[Data listing]
-.-.-

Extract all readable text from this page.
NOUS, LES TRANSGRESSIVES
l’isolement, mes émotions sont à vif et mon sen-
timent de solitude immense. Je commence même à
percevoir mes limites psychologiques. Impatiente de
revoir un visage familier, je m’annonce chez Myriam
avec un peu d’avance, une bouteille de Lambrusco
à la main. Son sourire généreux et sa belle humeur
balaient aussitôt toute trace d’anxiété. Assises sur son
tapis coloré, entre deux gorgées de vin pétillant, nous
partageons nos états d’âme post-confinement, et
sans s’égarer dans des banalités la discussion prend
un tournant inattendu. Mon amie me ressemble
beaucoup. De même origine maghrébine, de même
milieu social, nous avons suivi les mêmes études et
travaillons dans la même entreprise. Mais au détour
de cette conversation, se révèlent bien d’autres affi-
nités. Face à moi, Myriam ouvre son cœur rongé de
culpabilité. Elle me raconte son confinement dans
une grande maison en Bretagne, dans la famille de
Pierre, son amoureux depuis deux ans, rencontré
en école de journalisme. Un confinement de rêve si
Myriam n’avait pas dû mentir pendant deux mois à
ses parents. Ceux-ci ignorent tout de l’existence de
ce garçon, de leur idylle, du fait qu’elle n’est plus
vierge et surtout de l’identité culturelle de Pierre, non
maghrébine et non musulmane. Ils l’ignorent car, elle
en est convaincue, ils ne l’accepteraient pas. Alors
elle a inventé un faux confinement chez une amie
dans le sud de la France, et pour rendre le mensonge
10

-.-.-

WHAT IS ASKED >> Provide an exact reproduction of all the entries shown above.

EXERCISE ANSWER >>
Extract all readable text from this page.
NOUS, LES TRANSGRESSIVES
l’isolement, mes émotions sont à vif et mon sen-
timent de solitude immense. Je commence même à
percevoir mes limites psychologiques. Impatiente de
revoir un visage familier, je m’annonce chez Myriam
avec un peu d’avance, une bouteille de Lambrusco
à la main. Son sourire généreux et sa belle humeur
balaient aussitôt toute trace d’anxiété. Assises sur son
tapis coloré, entre deux gorgées de vin pétillant, nous
partageons nos états d’âme post-confinement, et
sans s’égarer dans des banalités la discussion prend
un tournant inattendu. Mon amie me ressemble
beaucoup. De même origine maghrébine, de même
milieu social, nous avons suivi les mêmes études et
travaillons dans la même entreprise. Mais au détour
de cette conversation, se révèlent bien d’autres affi-
nités. Face à moi, Myriam ouvre son cœur rongé de
culpabilité. Elle me raconte son confinement dans
une grande maison en Bretagne, dans la famille de
Pierre, son amoureux depuis deux ans, rencontré
en école de journalisme. Un confinement de rêve si
Myriam n’avait pas dû mentir pendant deux mois à
ses parents. Ceux-ci ignorent tout de l’existence de
ce garçon, de leur idylle, du fait qu’elle n’est plus
vierge et surtout de l’identité culturelle de Pierre, non
maghrébine et non musulmane. Ils l’ignorent car, elle
en est convaincue, ils ne l’accepteraient pas. Alors
elle a inventé un faux confinement chez une amie
dans le sud de la France, et pour rendre le mensonge
10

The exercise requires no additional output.